Exercise materials start

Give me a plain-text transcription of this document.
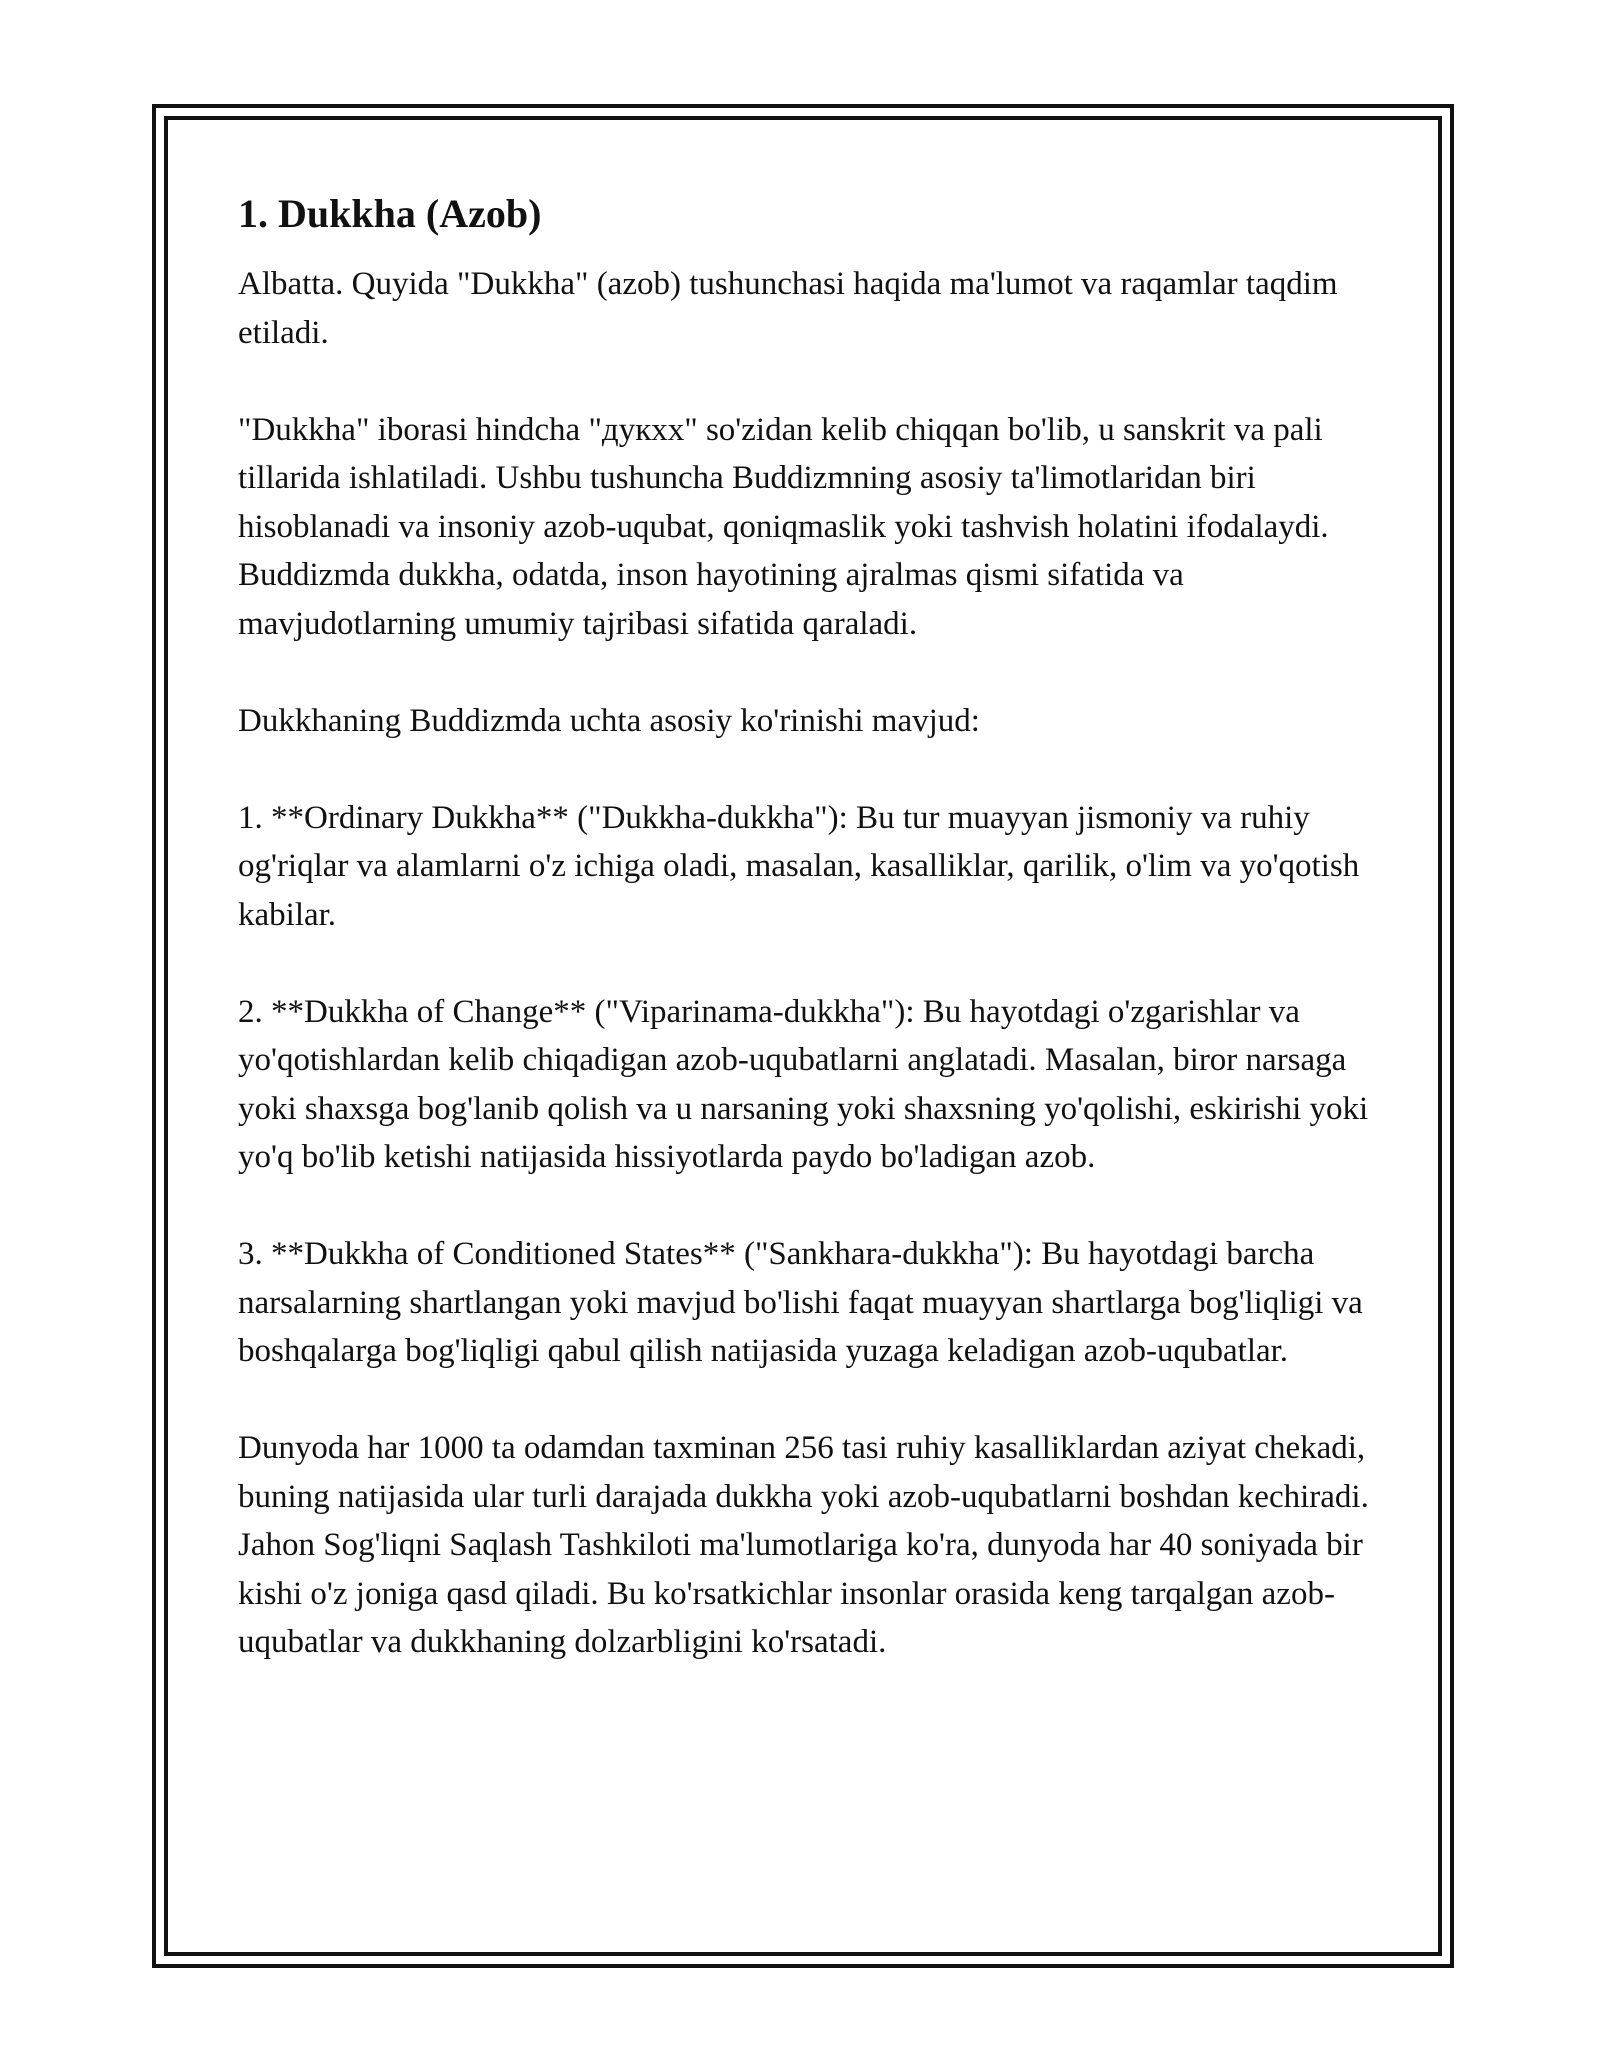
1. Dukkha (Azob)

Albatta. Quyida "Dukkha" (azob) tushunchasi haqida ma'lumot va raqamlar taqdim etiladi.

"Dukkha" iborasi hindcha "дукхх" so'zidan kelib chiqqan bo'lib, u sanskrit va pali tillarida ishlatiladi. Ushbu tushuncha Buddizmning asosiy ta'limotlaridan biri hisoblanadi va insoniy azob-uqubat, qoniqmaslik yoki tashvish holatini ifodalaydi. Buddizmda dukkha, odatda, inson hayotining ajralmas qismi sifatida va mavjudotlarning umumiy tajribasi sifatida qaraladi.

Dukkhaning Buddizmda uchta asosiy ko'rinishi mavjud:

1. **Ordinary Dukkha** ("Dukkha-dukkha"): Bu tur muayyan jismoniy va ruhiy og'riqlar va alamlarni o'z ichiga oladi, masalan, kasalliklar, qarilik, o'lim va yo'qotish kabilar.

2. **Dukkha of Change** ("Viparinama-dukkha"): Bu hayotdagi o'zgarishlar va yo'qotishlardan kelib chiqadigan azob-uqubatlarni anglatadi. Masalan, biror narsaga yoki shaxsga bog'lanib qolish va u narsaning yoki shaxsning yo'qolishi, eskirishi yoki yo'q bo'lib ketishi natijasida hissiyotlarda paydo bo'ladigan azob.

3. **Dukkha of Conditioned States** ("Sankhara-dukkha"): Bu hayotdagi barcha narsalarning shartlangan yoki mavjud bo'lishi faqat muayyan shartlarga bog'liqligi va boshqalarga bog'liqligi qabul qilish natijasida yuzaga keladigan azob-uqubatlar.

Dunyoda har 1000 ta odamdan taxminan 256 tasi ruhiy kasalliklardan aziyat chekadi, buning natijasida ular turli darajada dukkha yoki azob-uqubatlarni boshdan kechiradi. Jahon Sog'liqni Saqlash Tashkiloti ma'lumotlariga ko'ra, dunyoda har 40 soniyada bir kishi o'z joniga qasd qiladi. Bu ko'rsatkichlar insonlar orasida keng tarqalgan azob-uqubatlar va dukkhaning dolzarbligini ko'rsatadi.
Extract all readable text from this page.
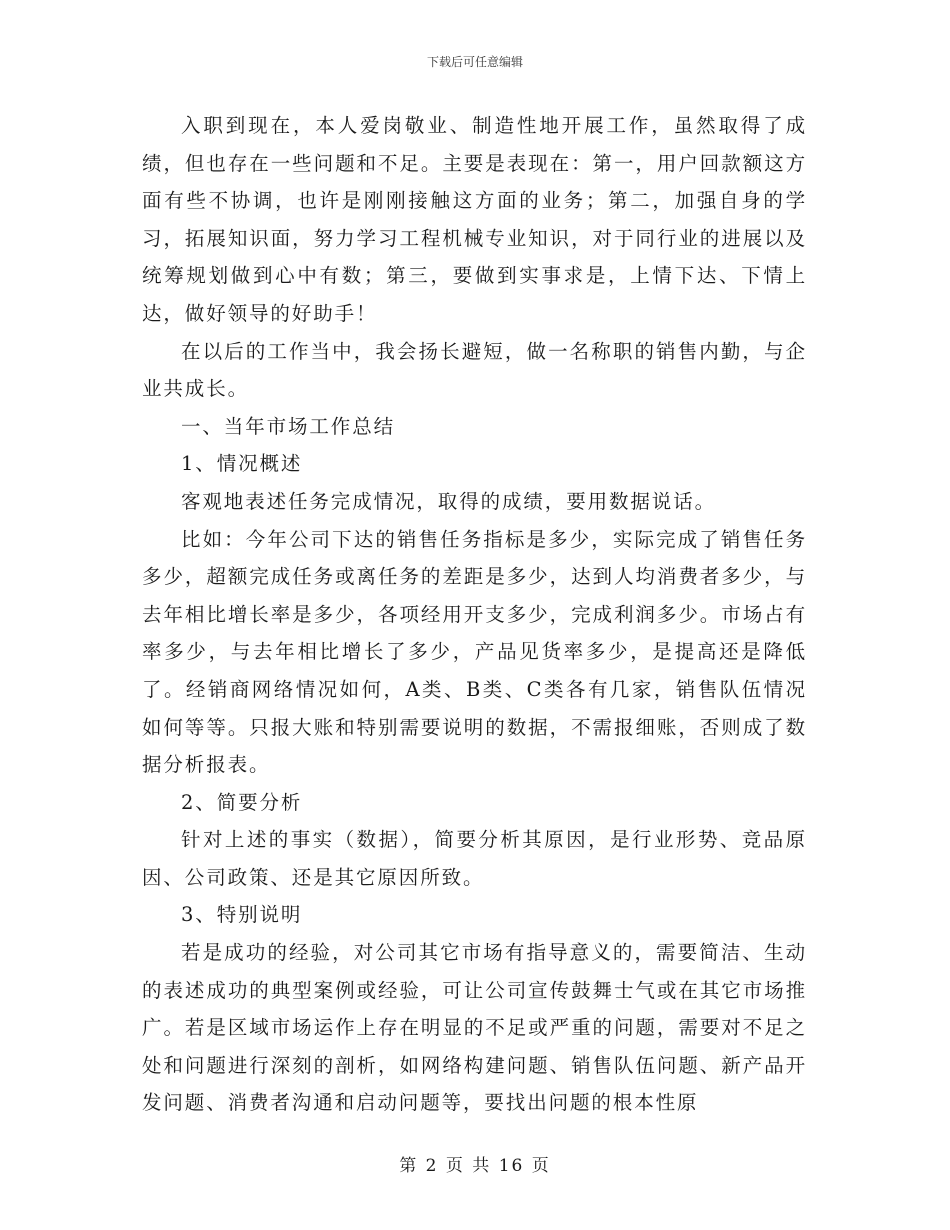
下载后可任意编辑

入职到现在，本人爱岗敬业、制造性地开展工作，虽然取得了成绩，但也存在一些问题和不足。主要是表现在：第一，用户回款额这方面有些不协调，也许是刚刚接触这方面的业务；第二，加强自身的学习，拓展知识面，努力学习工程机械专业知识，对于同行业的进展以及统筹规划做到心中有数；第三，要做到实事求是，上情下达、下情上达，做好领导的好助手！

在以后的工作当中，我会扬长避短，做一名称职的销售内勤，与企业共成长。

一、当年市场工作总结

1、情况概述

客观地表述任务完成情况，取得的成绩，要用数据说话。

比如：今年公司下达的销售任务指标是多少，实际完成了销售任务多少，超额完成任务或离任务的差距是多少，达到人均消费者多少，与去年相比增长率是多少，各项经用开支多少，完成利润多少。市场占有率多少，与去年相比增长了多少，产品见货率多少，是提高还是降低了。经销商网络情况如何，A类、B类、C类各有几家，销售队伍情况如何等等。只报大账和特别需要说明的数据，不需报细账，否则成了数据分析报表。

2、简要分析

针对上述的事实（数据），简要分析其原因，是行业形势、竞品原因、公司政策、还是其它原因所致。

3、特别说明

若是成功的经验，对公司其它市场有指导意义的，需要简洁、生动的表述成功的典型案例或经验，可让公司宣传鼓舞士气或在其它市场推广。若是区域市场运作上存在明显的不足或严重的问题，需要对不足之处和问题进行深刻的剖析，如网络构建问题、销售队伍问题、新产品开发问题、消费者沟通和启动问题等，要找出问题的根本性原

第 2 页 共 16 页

Exercise materials end

◆ **To do**:
Omit the pictures and restate the rest of the records verbatim.

◆ **Result for this exercise**:
Give me a plain-text transcription of this document.
1. Dukkha (Azob)

Albatta. Quyida "Dukkha" (azob) tushunchasi haqida ma'lumot va raqamlar taqdim etiladi.

"Dukkha" iborasi hindcha "дукхх" so'zidan kelib chiqqan bo'lib, u sanskrit va pali tillarida ishlatiladi. Ushbu tushuncha Buddizmning asosiy ta'limotlaridan biri hisoblanadi va insoniy azob-uqubat, qoniqmaslik yoki tashvish holatini ifodalaydi. Buddizmda dukkha, odatda, inson hayotining ajralmas qismi sifatida va mavjudotlarning umumiy tajribasi sifatida qaraladi.

Dukkhaning Buddizmda uchta asosiy ko'rinishi mavjud:

1. **Ordinary Dukkha** ("Dukkha-dukkha"): Bu tur muayyan jismoniy va ruhiy og'riqlar va alamlarni o'z ichiga oladi, masalan, kasalliklar, qarilik, o'lim va yo'qotish kabilar.

2. **Dukkha of Change** ("Viparinama-dukkha"): Bu hayotdagi o'zgarishlar va yo'qotishlardan kelib chiqadigan azob-uqubatlarni anglatadi. Masalan, biror narsaga yoki shaxsga bog'lanib qolish va u narsaning yoki shaxsning yo'qolishi, eskirishi yoki yo'q bo'lib ketishi natijasida hissiyotlarda paydo bo'ladigan azob.

3. **Dukkha of Conditioned States** ("Sankhara-dukkha"): Bu hayotdagi barcha narsalarning shartlangan yoki mavjud bo'lishi faqat muayyan shartlarga bog'liqligi va boshqalarga bog'liqligi qabul qilish natijasida yuzaga keladigan azob-uqubatlar.

Dunyoda har 1000 ta odamdan taxminan 256 tasi ruhiy kasalliklardan aziyat chekadi, buning natijasida ular turli darajada dukkha yoki azob-uqubatlarni boshdan kechiradi. Jahon Sog'liqni Saqlash Tashkiloti ma'lumotlariga ko'ra, dunyoda har 40 soniyada bir kishi o'z joniga qasd qiladi. Bu ko'rsatkichlar insonlar orasida keng tarqalgan azob-uqubatlar va dukkhaning dolzarbligini ko'rsatadi.
Extract all readable text from this page.
下载后可任意编辑

入职到现在，本人爱岗敬业、制造性地开展工作，虽然取得了成绩，但也存在一些问题和不足。主要是表现在：第一，用户回款额这方面有些不协调，也许是刚刚接触这方面的业务；第二，加强自身的学习，拓展知识面，努力学习工程机械专业知识，对于同行业的进展以及统筹规划做到心中有数；第三，要做到实事求是，上情下达、下情上达，做好领导的好助手！

在以后的工作当中，我会扬长避短，做一名称职的销售内勤，与企业共成长。

一、当年市场工作总结

1、情况概述

客观地表述任务完成情况，取得的成绩，要用数据说话。

比如：今年公司下达的销售任务指标是多少，实际完成了销售任务多少，超额完成任务或离任务的差距是多少，达到人均消费者多少，与去年相比增长率是多少，各项经用开支多少，完成利润多少。市场占有率多少，与去年相比增长了多少，产品见货率多少，是提高还是降低了。经销商网络情况如何，A类、B类、C类各有几家，销售队伍情况如何等等。只报大账和特别需要说明的数据，不需报细账，否则成了数据分析报表。

2、简要分析

针对上述的事实（数据），简要分析其原因，是行业形势、竞品原因、公司政策、还是其它原因所致。

3、特别说明

若是成功的经验，对公司其它市场有指导意义的，需要简洁、生动的表述成功的典型案例或经验，可让公司宣传鼓舞士气或在其它市场推广。若是区域市场运作上存在明显的不足或严重的问题，需要对不足之处和问题进行深刻的剖析，如网络构建问题、销售队伍问题、新产品开发问题、消费者沟通和启动问题等，要找出问题的根本性原

第 2 页 共 16 页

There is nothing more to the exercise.